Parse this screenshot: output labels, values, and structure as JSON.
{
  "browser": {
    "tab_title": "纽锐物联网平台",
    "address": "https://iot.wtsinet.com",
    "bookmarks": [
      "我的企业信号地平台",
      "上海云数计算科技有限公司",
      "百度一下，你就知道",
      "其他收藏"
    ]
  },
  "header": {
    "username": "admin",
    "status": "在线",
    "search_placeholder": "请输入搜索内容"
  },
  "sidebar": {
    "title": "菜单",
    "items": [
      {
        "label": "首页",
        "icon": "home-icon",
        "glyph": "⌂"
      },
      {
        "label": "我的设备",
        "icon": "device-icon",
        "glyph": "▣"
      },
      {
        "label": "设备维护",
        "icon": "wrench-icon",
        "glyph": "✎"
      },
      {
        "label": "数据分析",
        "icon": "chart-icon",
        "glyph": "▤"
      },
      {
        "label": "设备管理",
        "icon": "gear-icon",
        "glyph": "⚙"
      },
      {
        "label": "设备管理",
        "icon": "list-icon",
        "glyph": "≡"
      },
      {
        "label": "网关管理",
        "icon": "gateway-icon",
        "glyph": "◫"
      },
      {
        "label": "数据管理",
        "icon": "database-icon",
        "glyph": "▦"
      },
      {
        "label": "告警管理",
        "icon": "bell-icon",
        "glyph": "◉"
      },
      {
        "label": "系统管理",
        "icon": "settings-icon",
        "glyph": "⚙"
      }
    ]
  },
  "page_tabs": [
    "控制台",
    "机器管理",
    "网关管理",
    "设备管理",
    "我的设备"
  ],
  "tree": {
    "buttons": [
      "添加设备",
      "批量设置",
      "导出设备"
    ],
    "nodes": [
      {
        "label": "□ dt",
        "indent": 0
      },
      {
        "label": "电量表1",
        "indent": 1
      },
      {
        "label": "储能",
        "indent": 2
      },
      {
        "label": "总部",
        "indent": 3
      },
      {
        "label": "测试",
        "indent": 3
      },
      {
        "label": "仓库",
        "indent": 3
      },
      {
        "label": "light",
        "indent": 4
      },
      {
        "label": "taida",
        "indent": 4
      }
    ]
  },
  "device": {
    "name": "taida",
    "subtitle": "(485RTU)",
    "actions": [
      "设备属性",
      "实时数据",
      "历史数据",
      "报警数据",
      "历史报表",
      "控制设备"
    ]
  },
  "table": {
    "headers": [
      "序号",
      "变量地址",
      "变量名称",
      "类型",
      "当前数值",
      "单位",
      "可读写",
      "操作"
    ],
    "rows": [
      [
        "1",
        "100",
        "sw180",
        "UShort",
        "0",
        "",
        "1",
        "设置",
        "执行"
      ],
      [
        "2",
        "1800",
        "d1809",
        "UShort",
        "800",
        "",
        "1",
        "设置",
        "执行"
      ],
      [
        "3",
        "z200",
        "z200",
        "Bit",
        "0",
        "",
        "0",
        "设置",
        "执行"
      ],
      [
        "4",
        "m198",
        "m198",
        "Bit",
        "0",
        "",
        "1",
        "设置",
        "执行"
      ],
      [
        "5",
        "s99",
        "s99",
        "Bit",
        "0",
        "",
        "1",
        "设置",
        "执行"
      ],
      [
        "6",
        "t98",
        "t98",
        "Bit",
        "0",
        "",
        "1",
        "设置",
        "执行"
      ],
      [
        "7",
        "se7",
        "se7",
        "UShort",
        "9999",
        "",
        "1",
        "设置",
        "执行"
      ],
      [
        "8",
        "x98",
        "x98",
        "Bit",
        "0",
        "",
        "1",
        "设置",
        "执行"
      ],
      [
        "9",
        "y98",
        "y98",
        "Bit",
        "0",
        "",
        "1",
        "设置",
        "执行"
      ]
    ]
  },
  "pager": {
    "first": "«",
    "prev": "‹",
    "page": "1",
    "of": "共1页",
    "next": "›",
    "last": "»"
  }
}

***

- _Problem description_
Your answer should be a single number: how many lines of the material contain the word "glyph".

- _Response to the exercise_
10